§ OBJECTIVE
Locate all lines in the data below that hold "heures" and show them.

§ LISTING

━━━━━━━━━━━━━━━━━━━━━━━━━━━━━━

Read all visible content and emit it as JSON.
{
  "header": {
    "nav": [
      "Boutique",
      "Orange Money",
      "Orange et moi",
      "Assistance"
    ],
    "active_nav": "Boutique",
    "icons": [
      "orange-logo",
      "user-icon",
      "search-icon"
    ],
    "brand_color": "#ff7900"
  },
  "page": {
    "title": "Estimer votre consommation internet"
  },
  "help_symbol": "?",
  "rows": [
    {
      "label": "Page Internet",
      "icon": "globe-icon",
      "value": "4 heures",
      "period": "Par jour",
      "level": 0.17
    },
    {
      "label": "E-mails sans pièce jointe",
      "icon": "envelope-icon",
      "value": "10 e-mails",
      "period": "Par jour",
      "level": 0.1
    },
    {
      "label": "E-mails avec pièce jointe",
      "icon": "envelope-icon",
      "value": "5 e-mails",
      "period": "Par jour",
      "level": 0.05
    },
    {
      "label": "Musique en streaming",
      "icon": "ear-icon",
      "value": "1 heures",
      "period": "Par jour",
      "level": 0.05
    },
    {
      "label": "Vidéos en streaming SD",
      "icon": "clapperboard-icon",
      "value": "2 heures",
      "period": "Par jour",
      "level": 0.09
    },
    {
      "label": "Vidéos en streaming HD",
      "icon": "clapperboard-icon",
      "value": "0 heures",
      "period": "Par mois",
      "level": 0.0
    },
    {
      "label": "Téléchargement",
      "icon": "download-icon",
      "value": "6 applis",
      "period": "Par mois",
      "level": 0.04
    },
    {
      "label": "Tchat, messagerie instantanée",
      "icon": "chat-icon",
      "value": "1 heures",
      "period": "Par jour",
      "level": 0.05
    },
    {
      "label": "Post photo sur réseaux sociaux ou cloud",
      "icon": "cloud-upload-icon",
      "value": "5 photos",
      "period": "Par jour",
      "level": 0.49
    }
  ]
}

━━━━━━━━━━━━━━━━━━━━━━━━━━━━━━

§ RESPONSE FOR THIS EXERCISE
      "value": "4 heures",
      "value": "1 heures",
      "value": "2 heures",
      "value": "0 heures",
      "value": "1 heures",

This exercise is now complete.